* TASK DIRECTIONS: Your task is to copy each line that has the word "text".

[Dataset rows]
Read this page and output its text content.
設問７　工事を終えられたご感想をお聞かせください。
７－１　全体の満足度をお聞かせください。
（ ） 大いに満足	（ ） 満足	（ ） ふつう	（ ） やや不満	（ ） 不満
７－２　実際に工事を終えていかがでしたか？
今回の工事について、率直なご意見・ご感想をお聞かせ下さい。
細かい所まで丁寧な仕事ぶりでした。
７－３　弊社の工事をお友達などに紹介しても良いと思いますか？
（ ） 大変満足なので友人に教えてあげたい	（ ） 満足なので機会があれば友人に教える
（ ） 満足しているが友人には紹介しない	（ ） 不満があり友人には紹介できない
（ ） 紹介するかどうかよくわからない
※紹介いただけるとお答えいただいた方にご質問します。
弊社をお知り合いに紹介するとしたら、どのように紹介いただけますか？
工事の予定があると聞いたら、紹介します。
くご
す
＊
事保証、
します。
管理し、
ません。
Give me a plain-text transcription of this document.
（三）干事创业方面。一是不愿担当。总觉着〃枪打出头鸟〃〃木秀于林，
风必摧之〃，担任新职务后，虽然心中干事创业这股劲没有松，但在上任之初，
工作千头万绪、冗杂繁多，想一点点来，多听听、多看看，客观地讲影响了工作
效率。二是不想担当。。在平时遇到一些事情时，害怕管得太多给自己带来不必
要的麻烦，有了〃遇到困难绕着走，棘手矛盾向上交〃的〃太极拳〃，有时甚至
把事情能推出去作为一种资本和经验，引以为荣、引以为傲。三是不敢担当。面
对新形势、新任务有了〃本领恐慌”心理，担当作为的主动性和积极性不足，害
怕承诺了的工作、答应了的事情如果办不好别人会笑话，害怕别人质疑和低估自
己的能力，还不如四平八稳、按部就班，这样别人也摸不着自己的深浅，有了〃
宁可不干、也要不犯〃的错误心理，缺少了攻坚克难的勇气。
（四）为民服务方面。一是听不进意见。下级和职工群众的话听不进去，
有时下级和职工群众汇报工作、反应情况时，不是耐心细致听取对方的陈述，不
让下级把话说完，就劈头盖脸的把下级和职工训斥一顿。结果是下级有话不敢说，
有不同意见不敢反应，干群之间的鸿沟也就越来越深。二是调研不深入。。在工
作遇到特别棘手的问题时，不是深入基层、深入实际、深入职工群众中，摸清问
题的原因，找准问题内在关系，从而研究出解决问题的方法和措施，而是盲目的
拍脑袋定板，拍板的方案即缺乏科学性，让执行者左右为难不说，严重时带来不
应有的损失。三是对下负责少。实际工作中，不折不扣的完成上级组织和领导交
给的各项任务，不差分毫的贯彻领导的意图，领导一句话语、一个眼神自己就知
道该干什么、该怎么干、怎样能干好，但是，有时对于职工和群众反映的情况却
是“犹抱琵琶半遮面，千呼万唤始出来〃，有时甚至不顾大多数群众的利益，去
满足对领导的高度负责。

* EXPECTED ANSWER:
Read this page and output its text content.
Give me a plain-text transcription of this document.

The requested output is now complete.